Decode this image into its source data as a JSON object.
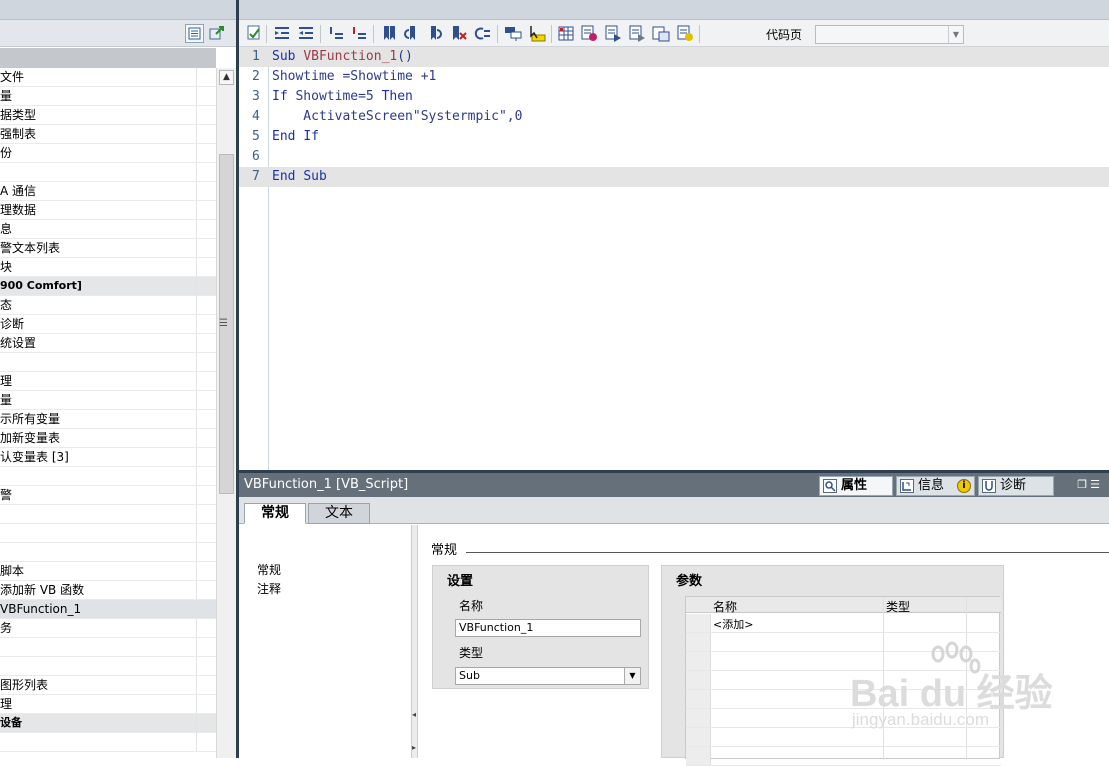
{
  "project_tree": {
    "rows": [
      {
        "label": "文件",
        "bold": false,
        "selected": false
      },
      {
        "label": "量",
        "bold": false,
        "selected": false
      },
      {
        "label": "据类型",
        "bold": false,
        "selected": false
      },
      {
        "label": "强制表",
        "bold": false,
        "selected": false
      },
      {
        "label": "份",
        "bold": false,
        "selected": false
      },
      {
        "label": "",
        "bold": false,
        "selected": false
      },
      {
        "label": "A 通信",
        "bold": false,
        "selected": false
      },
      {
        "label": "理数据",
        "bold": false,
        "selected": false
      },
      {
        "label": "息",
        "bold": false,
        "selected": false
      },
      {
        "label": "警文本列表",
        "bold": false,
        "selected": false
      },
      {
        "label": "块",
        "bold": false,
        "selected": false
      },
      {
        "label": "900 Comfort]",
        "bold": true,
        "selected": false
      },
      {
        "label": "态",
        "bold": false,
        "selected": false
      },
      {
        "label": "诊断",
        "bold": false,
        "selected": false
      },
      {
        "label": "统设置",
        "bold": false,
        "selected": false
      },
      {
        "label": "",
        "bold": false,
        "selected": false
      },
      {
        "label": "理",
        "bold": false,
        "selected": false
      },
      {
        "label": "量",
        "bold": false,
        "selected": false
      },
      {
        "label": "示所有变量",
        "bold": false,
        "selected": false
      },
      {
        "label": "加新变量表",
        "bold": false,
        "selected": false
      },
      {
        "label": "认变量表 [3]",
        "bold": false,
        "selected": false
      },
      {
        "label": "",
        "bold": false,
        "selected": false
      },
      {
        "label": "警",
        "bold": false,
        "selected": false
      },
      {
        "label": "",
        "bold": false,
        "selected": false
      },
      {
        "label": "",
        "bold": false,
        "selected": false
      },
      {
        "label": "",
        "bold": false,
        "selected": false
      },
      {
        "label": "脚本",
        "bold": false,
        "selected": false
      },
      {
        "label": "添加新 VB 函数",
        "bold": false,
        "selected": false
      },
      {
        "label": "VBFunction_1",
        "bold": false,
        "selected": true
      },
      {
        "label": "务",
        "bold": false,
        "selected": false
      },
      {
        "label": "",
        "bold": false,
        "selected": false
      },
      {
        "label": "",
        "bold": false,
        "selected": false
      },
      {
        "label": "图形列表",
        "bold": false,
        "selected": false
      },
      {
        "label": "理",
        "bold": false,
        "selected": false
      },
      {
        "label": "设备",
        "bold": true,
        "selected": false
      },
      {
        "label": "",
        "bold": false,
        "selected": false
      }
    ]
  },
  "toolbar": {
    "codepage_label": "代码页",
    "codepage_value": "",
    "buttons": [
      "compile-icon",
      "indent-icon",
      "outdent-icon",
      "comment-icon",
      "uncomment-icon",
      "bookmark-icon",
      "prev-bookmark-icon",
      "next-bookmark-icon",
      "clear-bookmarks-icon",
      "goto-icon",
      "object-list-icon",
      "highlight-icon",
      "grid-icon",
      "snippet1-icon",
      "snippet2-icon",
      "snippet3-icon",
      "snippet4-icon",
      "snippet5-icon"
    ]
  },
  "code": {
    "lines": [
      {
        "n": "1",
        "text": "Sub VBFunction_1()",
        "hl": true
      },
      {
        "n": "2",
        "text": "Showtime =Showtime +1",
        "hl": false
      },
      {
        "n": "3",
        "text": "If Showtime=5 Then",
        "hl": false
      },
      {
        "n": "4",
        "text": "    ActivateScreen\"Systermpic\",0",
        "hl": false
      },
      {
        "n": "5",
        "text": "End If",
        "hl": false
      },
      {
        "n": "6",
        "text": "",
        "hl": false
      },
      {
        "n": "7",
        "text": "End Sub",
        "hl": true
      }
    ]
  },
  "inspector": {
    "title": "VBFunction_1 [VB_Script]",
    "tab_properties": "属性",
    "tab_info": "信息",
    "tab_diagnostics": "诊断",
    "page_tab_general": "常规",
    "page_tab_text": "文本",
    "nav_general": "常规",
    "nav_comment": "注释",
    "section_title": "常规",
    "settings": {
      "title": "设置",
      "name_label": "名称",
      "name_value": "VBFunction_1",
      "type_label": "类型",
      "type_value": "Sub"
    },
    "params": {
      "title": "参数",
      "col_name": "名称",
      "col_type": "类型",
      "add_row": "<添加>"
    }
  },
  "colors": {
    "keyword": "#1a2fb0",
    "function_name": "#9a3a4a",
    "splitter": "#2c3e50",
    "title_bar": "#65707a"
  },
  "watermark": {
    "brand": "Bai du 经验",
    "url": "jingyan.baidu.com"
  }
}
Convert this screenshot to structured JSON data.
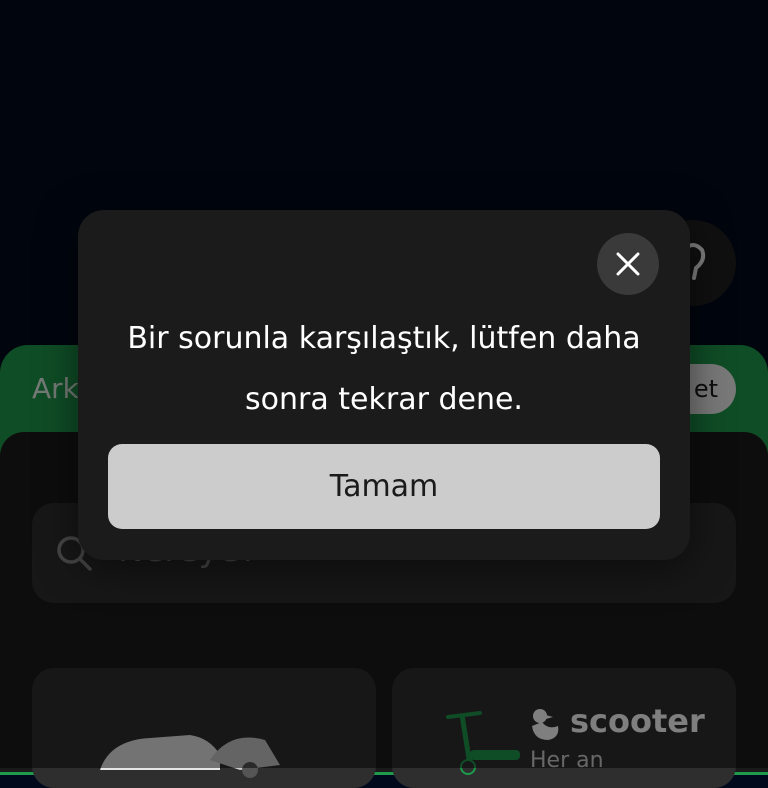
{
  "background_screen": {
    "panel_label_partial": "Ark",
    "pill_partial": "et",
    "search": {
      "placeholder": "Nereye?"
    },
    "tiles": {
      "scooter": {
        "title": "scooter",
        "subtitle_partial": "Her an"
      }
    },
    "icons": [
      "question-icon",
      "search-icon",
      "car-image",
      "scooter-image",
      "duck-icon"
    ]
  },
  "dialog": {
    "message": "Bir sorunla karşılaştık, lütfen daha sonra tekrar dene.",
    "ok_label": "Tamam",
    "close_icon": "close-icon"
  },
  "colors": {
    "app_background": "#000a1c",
    "brand_green": "#1e9a4d",
    "dialog_background": "#1b1b1b",
    "button_background": "#cccccc"
  }
}
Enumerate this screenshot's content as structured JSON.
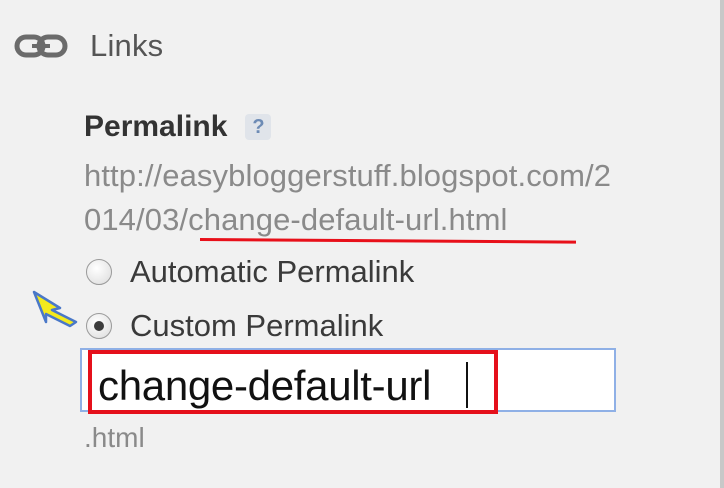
{
  "section": {
    "icon": "link-icon",
    "title": "Links"
  },
  "permalink": {
    "label": "Permalink",
    "help": "?",
    "url_line1": "http://easybloggerstuff.blogspot.com/2",
    "url_line2": "014/03/change-default-url.html",
    "options": [
      {
        "label": "Automatic Permalink",
        "checked": false
      },
      {
        "label": "Custom Permalink",
        "checked": true
      }
    ],
    "custom_value": "change-default-url",
    "suffix": ".html"
  },
  "annotations": {
    "accent_red": "#e5101b",
    "arrow_yellow": "#f4ea1c",
    "arrow_outline": "#4a78c8",
    "input_border": "#8fb0e6"
  }
}
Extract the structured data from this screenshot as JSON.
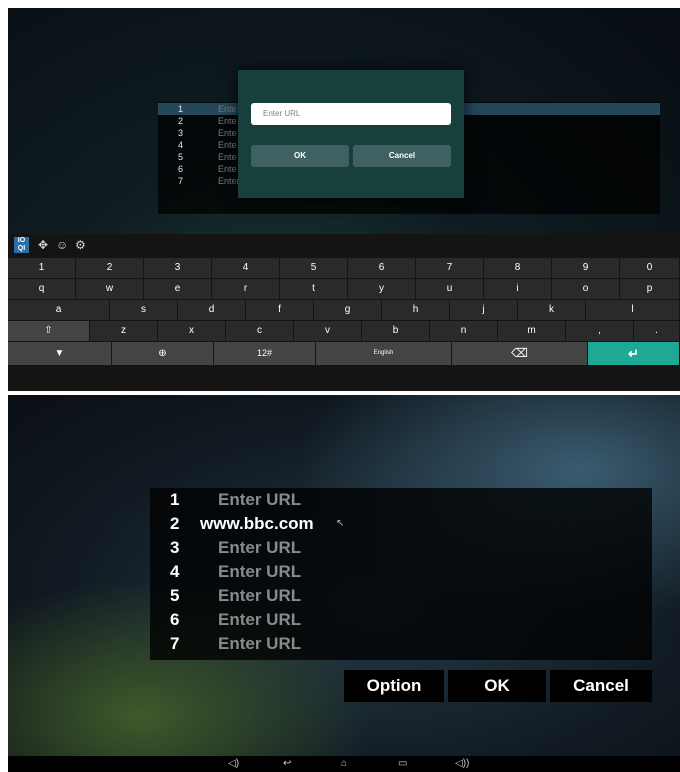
{
  "top": {
    "list_numbers": [
      "1",
      "2",
      "3",
      "4",
      "5",
      "6",
      "7"
    ],
    "list_text_fragments": [
      "Ente",
      "Ente",
      "Ente",
      "Ente",
      "Ente",
      "Ente",
      "Enter URL"
    ],
    "dialog": {
      "url_placeholder": "Enter URL",
      "ok_label": "OK",
      "cancel_label": "Cancel"
    },
    "keyboard": {
      "toolbar_icons": [
        "language-icon",
        "move-icon",
        "emoji-icon",
        "settings-icon"
      ],
      "language_icon_text": "IO QI",
      "number_row": [
        "1",
        "2",
        "3",
        "4",
        "5",
        "6",
        "7",
        "8",
        "9",
        "0"
      ],
      "row1": [
        "q",
        "w",
        "e",
        "r",
        "t",
        "y",
        "u",
        "i",
        "o",
        "p"
      ],
      "row2": [
        "a",
        "s",
        "d",
        "f",
        "g",
        "h",
        "j",
        "k",
        "l"
      ],
      "row3_keys": [
        "z",
        "x",
        "c",
        "v",
        "b",
        "n",
        "m",
        ",",
        "."
      ],
      "shift_symbol": "⇧",
      "hide_symbol": "▼",
      "globe_symbol": "⊕",
      "symbols_label": "12#",
      "space_label": "English",
      "backspace_symbol": "⌫",
      "enter_symbol": "↵"
    }
  },
  "bottom": {
    "rows": [
      {
        "num": "1",
        "text": "Enter URL"
      },
      {
        "num": "2",
        "text": "www.bbc.com"
      },
      {
        "num": "3",
        "text": "Enter URL"
      },
      {
        "num": "4",
        "text": "Enter URL"
      },
      {
        "num": "5",
        "text": "Enter URL"
      },
      {
        "num": "6",
        "text": "Enter URL"
      },
      {
        "num": "7",
        "text": "Enter URL"
      }
    ],
    "buttons": {
      "option_label": "Option",
      "ok_label": "OK",
      "cancel_label": "Cancel"
    },
    "navbar_icons": [
      "volume-down-icon",
      "back-icon",
      "home-icon",
      "recents-icon",
      "volume-up-icon"
    ]
  },
  "colors": {
    "dialog_bg": "#17403d",
    "enter_key": "#1ea896",
    "selection": "#23485b"
  }
}
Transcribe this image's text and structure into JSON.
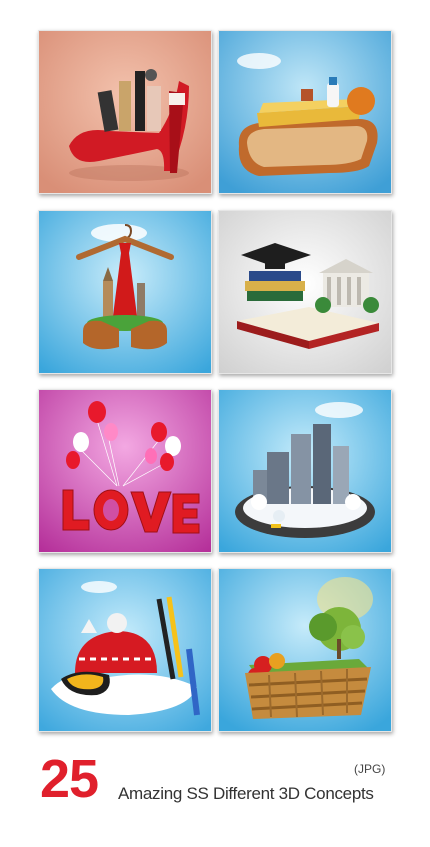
{
  "footer": {
    "count": "25",
    "title": "Amazing SS Different 3D Concepts",
    "format": "(JPG)"
  },
  "colors": {
    "accent_red": "#e0202c",
    "sky_blue": "#3fa9de",
    "peach": "#e9a58e",
    "love_pink": "#cf4fa8"
  },
  "tiles": [
    {
      "subject": "red high-heel shoe with cosmetics"
    },
    {
      "subject": "bread slice with wheat field and milk bottle"
    },
    {
      "subject": "clothes hanger with tie, Big Ben and shoes"
    },
    {
      "subject": "graduation cap on books and diploma"
    },
    {
      "subject": "LOVE letters with balloons"
    },
    {
      "subject": "winter city island with skyscrapers"
    },
    {
      "subject": "ski goggles, hat and skis on snow"
    },
    {
      "subject": "wicker basket with fruit and trees"
    }
  ]
}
--------------------
__What is required__: List every line above that holds the word "with".

__Reply to the task__:
      "subject": "red high-heel shoe with cosmetics"
      "subject": "bread slice with wheat field and milk bottle"
      "subject": "clothes hanger with tie, Big Ben and shoes"
      "subject": "LOVE letters with balloons"
      "subject": "winter city island with skyscrapers"
      "subject": "wicker basket with fruit and trees"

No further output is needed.